__PROMPT__: Search the material for the word "μέσος" and report each line where it turns up.

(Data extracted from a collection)

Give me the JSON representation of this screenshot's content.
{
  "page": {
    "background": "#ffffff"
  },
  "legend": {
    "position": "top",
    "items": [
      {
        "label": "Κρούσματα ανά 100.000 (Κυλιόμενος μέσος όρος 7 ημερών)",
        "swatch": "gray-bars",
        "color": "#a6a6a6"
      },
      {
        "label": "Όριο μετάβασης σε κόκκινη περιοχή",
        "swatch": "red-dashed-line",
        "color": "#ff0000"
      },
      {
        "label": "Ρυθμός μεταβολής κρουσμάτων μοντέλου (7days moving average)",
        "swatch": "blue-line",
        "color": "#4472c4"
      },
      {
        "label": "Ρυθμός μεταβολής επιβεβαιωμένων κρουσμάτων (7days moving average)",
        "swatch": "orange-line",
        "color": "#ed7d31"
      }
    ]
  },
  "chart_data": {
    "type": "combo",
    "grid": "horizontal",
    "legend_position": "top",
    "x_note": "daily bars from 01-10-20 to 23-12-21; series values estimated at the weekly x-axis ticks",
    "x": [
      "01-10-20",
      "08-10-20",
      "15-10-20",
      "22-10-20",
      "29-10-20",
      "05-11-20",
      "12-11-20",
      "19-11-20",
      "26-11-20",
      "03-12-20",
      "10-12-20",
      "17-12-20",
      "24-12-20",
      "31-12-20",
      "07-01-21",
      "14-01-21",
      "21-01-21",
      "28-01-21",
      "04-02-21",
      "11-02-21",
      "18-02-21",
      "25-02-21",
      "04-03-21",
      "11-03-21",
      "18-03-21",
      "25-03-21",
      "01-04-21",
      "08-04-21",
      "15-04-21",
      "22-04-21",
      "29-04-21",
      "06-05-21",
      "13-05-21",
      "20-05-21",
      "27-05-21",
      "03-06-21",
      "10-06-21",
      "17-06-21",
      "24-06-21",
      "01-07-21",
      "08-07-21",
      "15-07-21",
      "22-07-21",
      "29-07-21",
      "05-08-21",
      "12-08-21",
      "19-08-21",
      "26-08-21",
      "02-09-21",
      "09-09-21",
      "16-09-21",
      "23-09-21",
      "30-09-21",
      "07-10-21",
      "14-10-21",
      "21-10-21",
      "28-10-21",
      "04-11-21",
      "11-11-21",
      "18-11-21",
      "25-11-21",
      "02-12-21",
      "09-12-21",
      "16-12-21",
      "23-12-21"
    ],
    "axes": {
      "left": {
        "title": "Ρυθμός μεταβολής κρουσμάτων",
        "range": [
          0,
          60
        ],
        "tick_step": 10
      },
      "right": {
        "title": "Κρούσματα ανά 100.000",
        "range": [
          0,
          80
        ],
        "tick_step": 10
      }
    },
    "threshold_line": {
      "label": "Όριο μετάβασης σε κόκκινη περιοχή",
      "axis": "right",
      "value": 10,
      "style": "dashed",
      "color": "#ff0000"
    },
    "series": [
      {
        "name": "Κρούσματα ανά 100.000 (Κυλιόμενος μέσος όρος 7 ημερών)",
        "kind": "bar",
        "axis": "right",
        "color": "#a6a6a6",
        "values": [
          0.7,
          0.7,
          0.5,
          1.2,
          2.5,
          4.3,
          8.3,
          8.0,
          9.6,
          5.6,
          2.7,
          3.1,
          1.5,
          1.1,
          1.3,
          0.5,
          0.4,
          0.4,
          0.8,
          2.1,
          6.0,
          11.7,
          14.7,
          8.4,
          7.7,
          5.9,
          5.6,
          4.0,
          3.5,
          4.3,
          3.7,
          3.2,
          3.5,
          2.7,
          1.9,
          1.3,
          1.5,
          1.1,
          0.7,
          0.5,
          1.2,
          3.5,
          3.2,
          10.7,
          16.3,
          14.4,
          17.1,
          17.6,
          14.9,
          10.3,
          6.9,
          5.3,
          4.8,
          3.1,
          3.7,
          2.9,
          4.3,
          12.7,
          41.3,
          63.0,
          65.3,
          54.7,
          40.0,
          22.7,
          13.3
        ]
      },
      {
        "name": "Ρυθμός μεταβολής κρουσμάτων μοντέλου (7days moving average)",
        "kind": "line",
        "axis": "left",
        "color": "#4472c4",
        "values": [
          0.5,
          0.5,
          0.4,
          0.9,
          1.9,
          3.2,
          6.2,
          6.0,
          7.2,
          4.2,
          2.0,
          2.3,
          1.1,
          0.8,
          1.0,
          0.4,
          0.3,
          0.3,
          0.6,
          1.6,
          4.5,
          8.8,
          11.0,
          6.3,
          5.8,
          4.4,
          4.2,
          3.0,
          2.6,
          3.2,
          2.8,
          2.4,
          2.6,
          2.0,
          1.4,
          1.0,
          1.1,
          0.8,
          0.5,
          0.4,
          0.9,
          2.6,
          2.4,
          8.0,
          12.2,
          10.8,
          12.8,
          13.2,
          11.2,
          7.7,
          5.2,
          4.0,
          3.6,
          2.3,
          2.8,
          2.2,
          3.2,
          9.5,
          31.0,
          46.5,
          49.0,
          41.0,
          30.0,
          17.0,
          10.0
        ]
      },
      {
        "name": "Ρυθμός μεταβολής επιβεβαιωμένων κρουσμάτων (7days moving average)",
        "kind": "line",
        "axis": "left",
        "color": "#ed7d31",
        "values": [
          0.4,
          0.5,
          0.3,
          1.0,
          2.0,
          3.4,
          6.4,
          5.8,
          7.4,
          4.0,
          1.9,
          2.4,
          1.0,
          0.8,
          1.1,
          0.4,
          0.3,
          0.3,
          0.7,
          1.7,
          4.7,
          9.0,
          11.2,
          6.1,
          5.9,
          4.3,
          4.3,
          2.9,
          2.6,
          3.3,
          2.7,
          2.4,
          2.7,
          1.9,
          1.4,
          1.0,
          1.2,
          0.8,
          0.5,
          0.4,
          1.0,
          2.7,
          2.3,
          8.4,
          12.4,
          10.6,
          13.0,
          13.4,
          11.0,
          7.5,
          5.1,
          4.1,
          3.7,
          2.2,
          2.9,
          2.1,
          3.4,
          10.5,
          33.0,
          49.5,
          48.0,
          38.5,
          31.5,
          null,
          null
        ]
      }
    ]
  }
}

__RESPONSE TO THIS TASK__:
        "label": "Κρούσματα ανά 100.000 (Κυλιόμενος μέσος όρος 7 ημερών)",
        "name": "Κρούσματα ανά 100.000 (Κυλιόμενος μέσος όρος 7 ημερών)",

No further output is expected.